**Exercise aim:** Copy all lines in which the word "responde" can be found.

**Information given:**
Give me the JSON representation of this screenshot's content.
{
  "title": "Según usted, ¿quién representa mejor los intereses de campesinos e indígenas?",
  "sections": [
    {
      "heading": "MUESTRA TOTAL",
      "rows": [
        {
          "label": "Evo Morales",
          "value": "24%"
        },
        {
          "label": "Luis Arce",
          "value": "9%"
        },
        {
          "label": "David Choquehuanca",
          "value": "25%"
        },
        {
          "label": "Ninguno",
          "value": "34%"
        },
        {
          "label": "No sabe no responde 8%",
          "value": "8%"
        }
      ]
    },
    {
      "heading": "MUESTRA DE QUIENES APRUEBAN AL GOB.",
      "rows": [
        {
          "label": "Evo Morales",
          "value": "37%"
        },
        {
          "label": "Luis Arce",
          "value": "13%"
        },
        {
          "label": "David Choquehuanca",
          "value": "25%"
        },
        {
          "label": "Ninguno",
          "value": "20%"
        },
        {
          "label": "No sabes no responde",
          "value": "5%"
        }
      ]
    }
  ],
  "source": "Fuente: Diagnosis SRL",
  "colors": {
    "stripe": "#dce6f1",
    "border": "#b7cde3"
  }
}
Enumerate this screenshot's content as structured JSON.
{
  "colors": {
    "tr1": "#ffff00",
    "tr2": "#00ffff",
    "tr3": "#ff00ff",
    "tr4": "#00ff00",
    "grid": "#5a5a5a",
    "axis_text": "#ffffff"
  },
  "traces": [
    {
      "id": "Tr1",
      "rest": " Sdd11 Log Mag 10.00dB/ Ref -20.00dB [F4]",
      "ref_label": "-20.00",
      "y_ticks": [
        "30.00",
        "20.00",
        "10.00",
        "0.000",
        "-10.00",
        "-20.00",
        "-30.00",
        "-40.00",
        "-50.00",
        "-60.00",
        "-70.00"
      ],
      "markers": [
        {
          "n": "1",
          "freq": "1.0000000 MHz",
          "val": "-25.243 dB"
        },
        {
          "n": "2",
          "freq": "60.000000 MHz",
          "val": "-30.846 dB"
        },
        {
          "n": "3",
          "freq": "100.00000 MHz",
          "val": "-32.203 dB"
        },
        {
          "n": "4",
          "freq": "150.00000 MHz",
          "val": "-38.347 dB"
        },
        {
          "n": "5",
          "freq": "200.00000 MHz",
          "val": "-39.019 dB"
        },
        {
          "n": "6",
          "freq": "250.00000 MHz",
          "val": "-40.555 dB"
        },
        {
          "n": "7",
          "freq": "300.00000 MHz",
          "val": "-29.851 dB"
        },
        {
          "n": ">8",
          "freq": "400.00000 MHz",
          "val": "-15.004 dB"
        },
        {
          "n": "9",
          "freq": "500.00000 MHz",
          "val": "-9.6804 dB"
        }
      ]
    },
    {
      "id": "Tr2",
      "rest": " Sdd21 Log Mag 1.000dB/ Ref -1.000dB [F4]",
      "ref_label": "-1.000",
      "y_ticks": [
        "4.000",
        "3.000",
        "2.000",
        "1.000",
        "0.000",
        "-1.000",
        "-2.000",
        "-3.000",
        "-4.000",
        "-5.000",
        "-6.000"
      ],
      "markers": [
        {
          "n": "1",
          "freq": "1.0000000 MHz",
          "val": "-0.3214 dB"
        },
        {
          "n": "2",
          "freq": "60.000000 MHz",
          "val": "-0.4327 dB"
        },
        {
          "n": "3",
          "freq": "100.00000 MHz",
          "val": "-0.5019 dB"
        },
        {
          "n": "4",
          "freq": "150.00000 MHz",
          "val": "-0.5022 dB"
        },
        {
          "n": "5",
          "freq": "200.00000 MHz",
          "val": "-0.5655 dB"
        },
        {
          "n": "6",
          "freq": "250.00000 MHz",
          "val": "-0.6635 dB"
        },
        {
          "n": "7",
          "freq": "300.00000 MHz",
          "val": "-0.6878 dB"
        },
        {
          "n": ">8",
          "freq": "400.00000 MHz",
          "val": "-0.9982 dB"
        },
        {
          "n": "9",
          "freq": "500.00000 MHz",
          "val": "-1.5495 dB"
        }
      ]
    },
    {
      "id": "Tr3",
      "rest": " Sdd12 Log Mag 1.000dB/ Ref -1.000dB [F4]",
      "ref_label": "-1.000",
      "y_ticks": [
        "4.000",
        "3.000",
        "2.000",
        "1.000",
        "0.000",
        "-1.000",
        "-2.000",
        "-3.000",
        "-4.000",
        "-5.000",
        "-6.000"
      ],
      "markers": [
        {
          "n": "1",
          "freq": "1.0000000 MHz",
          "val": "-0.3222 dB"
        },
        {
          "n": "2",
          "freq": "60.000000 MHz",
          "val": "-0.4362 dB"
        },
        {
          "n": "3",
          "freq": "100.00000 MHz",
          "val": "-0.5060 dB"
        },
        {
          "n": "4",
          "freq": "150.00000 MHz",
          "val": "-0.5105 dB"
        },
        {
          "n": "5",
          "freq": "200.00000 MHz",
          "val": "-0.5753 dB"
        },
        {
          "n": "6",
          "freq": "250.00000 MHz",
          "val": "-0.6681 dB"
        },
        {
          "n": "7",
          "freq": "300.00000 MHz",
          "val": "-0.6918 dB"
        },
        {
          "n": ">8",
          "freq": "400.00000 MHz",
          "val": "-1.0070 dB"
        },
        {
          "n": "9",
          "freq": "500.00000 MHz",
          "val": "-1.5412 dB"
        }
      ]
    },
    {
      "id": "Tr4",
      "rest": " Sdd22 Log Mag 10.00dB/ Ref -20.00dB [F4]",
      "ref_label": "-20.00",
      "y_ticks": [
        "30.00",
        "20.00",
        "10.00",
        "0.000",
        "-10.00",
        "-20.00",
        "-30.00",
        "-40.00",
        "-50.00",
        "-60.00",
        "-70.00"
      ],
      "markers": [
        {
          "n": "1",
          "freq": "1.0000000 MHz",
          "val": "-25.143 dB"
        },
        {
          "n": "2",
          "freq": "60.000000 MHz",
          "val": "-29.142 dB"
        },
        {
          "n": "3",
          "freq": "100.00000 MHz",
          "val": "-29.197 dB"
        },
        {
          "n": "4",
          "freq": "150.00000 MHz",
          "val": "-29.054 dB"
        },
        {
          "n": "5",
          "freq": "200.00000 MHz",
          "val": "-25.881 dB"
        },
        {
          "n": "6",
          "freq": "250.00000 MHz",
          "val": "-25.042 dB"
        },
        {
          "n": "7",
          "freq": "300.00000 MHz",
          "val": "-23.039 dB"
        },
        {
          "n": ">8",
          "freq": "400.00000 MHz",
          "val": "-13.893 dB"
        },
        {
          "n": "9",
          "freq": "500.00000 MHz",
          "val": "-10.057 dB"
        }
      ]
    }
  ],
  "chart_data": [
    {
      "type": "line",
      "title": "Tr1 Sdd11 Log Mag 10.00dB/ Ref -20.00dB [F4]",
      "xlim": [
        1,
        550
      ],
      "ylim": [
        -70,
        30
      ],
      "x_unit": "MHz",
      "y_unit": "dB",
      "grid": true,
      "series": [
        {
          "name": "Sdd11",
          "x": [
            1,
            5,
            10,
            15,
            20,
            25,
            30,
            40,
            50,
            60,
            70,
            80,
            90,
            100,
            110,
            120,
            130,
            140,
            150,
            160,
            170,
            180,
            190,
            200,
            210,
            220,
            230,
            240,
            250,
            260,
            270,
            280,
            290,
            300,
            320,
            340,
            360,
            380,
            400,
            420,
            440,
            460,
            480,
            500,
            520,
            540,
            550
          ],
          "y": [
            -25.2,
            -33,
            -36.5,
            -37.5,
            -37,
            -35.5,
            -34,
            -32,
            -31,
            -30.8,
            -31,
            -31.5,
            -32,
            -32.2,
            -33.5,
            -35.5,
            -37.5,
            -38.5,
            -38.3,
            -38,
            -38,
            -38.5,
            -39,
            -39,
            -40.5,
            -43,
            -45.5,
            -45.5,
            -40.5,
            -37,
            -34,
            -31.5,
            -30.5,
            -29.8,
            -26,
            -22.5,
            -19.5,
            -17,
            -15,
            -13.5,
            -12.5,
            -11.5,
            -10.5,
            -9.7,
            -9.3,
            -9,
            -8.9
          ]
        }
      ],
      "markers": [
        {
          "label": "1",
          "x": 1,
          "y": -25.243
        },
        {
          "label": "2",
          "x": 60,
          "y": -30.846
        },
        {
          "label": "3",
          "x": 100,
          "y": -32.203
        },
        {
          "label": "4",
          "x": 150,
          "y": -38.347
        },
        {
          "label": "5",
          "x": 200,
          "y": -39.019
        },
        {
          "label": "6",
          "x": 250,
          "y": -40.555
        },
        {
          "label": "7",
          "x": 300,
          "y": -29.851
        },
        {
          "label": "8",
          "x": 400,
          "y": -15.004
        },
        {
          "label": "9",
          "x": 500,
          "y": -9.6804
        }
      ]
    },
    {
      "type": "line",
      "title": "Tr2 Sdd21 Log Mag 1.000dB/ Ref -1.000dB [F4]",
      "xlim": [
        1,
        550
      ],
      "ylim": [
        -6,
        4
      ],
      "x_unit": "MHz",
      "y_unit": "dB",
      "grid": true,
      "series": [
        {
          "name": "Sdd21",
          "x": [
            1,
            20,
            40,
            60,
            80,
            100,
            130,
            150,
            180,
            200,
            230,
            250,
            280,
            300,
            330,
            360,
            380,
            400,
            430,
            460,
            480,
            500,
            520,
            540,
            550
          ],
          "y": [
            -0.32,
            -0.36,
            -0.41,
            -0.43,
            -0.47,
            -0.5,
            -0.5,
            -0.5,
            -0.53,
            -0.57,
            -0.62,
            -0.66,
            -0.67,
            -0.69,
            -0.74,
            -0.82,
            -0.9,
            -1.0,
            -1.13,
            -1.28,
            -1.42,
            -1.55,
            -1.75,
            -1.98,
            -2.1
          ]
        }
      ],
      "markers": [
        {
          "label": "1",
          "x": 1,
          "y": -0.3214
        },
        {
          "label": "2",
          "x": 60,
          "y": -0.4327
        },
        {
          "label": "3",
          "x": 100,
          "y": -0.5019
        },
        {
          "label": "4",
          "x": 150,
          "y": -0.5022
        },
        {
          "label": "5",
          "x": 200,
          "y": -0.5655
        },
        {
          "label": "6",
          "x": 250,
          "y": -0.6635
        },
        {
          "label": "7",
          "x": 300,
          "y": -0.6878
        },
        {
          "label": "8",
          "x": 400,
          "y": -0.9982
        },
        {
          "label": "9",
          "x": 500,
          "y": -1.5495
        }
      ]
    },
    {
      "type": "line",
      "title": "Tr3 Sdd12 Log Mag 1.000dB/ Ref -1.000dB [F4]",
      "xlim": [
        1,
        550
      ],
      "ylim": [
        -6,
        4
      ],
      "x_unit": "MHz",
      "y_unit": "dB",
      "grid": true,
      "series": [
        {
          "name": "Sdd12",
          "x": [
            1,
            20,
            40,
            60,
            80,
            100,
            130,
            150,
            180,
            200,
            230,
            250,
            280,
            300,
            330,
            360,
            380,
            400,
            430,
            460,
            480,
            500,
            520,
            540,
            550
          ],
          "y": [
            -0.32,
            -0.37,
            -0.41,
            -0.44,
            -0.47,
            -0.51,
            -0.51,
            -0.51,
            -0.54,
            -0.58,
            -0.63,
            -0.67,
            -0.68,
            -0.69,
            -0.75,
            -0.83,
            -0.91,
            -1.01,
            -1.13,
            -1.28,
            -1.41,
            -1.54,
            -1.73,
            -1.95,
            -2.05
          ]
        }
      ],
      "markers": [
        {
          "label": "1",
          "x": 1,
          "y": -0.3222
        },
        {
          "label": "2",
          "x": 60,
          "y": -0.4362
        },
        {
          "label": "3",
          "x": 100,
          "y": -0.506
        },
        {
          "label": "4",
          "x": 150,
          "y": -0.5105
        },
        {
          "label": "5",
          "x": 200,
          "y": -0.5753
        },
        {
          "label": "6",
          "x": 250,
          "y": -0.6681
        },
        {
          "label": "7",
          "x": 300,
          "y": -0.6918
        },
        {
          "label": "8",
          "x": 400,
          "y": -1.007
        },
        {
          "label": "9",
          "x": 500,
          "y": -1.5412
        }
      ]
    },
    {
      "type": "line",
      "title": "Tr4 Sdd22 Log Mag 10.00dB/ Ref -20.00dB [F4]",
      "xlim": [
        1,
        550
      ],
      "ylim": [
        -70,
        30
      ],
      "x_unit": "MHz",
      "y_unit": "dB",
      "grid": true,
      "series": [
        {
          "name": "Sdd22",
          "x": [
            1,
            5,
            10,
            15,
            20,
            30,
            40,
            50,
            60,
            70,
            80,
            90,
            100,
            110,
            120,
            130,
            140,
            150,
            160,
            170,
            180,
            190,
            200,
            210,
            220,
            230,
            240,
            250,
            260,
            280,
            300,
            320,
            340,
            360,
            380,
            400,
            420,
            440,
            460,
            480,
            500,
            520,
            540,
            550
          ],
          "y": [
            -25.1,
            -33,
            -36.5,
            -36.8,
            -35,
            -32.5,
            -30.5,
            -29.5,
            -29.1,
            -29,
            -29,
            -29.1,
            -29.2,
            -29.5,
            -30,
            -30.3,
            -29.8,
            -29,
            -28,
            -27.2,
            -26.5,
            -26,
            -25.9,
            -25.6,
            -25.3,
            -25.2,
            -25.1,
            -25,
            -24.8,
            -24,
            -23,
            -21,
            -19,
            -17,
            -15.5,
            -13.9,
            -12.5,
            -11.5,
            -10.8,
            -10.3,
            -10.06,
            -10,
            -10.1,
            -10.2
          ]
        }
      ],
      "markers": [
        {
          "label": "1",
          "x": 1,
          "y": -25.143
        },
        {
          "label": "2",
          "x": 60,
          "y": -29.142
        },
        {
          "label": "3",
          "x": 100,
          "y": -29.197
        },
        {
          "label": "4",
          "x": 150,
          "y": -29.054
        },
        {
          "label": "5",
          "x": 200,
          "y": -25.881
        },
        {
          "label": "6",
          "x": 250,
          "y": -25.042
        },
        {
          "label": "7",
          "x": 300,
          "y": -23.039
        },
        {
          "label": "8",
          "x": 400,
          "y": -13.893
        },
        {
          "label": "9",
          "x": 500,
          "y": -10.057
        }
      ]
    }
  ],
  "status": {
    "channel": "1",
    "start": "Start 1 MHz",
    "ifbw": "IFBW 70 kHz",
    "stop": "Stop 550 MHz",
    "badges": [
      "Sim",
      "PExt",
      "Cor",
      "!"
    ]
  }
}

**Expected output:**
          "label": "No sabe no responde 8%",
          "label": "No sabes no responde",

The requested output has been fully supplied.